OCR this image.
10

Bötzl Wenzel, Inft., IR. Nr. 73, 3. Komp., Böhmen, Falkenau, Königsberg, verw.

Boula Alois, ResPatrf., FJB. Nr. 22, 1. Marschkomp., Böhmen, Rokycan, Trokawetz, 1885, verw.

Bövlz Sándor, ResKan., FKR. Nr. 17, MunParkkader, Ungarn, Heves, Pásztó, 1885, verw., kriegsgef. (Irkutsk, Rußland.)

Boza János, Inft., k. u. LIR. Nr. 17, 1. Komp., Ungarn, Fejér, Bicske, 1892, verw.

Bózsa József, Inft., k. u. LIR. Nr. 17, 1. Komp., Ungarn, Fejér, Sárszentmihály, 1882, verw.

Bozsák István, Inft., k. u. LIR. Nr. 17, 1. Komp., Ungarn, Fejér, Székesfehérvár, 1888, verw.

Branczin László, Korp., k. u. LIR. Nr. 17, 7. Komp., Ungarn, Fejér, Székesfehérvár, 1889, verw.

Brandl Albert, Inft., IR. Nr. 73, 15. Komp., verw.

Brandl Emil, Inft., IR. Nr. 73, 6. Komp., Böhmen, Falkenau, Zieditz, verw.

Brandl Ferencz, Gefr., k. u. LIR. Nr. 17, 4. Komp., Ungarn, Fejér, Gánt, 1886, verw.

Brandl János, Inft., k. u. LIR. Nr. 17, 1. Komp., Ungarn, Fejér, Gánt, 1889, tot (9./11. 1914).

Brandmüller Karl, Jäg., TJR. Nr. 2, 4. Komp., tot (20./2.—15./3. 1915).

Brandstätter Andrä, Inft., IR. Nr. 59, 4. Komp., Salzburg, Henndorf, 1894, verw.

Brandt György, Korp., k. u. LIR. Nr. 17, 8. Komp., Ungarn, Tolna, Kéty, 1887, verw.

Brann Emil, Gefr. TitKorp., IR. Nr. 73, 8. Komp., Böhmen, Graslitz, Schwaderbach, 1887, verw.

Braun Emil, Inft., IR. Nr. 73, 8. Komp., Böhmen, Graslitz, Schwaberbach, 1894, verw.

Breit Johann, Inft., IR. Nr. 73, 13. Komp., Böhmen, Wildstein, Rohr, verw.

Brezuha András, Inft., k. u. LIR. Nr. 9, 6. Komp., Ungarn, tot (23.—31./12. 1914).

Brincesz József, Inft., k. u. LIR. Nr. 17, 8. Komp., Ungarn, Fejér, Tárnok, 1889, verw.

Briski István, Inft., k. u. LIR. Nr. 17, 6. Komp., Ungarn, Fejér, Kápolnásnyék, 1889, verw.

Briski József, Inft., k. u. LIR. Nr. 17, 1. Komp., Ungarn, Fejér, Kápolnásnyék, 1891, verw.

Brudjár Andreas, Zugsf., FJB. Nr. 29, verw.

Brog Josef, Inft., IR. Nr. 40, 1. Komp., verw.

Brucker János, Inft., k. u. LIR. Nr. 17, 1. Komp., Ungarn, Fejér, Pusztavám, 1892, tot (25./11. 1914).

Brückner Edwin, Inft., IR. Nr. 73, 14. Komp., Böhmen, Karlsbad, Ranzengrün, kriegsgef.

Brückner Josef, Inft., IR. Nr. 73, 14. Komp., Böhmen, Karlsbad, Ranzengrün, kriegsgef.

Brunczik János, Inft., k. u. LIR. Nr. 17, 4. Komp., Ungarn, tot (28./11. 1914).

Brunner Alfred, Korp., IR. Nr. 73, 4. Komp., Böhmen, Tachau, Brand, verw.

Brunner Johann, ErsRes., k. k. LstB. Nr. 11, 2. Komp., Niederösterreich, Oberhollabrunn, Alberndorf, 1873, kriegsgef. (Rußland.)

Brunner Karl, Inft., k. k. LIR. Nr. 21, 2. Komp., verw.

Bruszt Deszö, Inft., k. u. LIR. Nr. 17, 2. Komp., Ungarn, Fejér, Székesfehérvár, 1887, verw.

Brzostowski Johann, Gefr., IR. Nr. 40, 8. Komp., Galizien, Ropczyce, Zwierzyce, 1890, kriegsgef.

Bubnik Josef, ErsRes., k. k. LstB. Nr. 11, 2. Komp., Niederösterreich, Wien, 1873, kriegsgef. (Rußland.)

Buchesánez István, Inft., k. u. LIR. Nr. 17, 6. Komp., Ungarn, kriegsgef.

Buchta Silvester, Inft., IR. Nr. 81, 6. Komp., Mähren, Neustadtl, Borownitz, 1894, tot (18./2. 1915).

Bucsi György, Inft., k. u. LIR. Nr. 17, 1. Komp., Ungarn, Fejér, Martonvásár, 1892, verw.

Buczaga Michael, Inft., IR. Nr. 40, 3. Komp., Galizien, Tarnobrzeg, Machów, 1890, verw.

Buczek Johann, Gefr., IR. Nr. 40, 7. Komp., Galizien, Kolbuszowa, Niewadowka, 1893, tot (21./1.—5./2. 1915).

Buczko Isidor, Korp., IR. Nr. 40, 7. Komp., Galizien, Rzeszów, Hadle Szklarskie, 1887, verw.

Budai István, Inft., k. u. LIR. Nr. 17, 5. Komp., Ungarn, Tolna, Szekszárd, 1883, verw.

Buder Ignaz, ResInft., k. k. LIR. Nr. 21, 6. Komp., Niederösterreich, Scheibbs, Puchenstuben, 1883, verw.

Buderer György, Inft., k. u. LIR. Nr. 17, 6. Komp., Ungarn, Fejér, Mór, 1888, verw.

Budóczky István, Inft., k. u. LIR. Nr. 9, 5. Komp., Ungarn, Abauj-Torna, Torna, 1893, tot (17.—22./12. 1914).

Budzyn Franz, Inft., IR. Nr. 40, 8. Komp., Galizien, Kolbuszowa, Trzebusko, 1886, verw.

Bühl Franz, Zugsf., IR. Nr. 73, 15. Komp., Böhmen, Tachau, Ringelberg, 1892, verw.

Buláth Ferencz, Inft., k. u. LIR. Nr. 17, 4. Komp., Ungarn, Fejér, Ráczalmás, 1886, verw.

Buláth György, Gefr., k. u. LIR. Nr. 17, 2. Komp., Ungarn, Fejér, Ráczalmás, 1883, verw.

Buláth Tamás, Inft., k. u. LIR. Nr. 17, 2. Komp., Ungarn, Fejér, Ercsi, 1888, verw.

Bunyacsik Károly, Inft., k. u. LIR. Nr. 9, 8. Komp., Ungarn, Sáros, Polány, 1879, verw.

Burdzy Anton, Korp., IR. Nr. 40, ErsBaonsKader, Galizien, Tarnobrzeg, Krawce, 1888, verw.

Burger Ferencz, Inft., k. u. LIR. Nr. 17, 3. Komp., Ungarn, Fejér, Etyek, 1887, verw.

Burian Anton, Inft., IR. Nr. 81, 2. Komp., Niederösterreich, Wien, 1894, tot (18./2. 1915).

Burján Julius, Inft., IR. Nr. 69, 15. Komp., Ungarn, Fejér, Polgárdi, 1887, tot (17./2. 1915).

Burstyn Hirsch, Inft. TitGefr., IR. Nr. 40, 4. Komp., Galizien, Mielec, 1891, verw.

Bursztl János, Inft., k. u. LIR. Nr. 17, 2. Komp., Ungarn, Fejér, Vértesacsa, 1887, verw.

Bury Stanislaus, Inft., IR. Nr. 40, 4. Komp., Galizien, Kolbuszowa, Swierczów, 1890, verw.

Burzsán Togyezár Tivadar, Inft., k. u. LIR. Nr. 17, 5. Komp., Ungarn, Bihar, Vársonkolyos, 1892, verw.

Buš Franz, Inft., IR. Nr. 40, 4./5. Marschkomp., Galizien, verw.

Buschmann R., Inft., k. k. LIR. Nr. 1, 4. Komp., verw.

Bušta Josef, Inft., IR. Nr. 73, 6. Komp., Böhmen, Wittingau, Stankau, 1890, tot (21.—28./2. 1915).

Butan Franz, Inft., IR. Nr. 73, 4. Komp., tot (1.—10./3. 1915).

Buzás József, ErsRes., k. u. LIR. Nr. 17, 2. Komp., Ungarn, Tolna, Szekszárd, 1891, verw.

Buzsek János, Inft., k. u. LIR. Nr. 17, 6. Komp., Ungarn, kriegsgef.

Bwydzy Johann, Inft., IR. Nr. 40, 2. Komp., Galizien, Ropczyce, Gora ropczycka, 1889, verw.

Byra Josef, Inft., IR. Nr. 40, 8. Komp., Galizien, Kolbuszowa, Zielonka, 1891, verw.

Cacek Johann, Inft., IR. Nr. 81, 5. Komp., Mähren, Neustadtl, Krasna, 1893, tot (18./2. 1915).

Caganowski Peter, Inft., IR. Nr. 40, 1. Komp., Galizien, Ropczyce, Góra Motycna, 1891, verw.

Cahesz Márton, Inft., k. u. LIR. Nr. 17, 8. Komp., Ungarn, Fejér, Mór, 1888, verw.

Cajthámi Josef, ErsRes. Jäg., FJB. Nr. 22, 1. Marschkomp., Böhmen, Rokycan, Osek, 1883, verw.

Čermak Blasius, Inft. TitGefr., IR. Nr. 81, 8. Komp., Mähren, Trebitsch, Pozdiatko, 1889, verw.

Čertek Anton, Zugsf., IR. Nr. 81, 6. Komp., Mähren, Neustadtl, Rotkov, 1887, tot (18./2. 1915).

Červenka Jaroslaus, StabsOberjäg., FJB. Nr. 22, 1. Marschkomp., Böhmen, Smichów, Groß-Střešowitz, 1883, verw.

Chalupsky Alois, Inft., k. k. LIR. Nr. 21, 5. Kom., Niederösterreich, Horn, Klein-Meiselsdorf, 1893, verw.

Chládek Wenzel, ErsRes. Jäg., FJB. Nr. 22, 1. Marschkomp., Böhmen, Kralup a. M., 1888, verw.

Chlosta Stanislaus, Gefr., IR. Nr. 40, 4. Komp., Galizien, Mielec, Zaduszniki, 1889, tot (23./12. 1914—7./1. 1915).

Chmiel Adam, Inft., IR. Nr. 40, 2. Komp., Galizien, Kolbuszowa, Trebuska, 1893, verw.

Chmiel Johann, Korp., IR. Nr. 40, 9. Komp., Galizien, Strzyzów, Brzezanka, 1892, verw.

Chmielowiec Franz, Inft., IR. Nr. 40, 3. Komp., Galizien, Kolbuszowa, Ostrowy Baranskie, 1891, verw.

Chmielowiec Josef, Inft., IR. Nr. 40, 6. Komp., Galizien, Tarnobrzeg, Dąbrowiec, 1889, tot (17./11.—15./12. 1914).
━━━━━━━━━━━━━━━━━━━━━━━━━━━━━━
## Exercise goal
Each line that holds the word "Graslitz" should be extracted from the records.

## Expected answer
Brann Emil, Gefr. TitKorp., IR. Nr. 73, 8. Komp., Böhmen, Graslitz, Schwaderbach, 1887, verw.
Braun Emil, Inft., IR. Nr. 73, 8. Komp., Böhmen, Graslitz, Schwaberbach, 1894, verw.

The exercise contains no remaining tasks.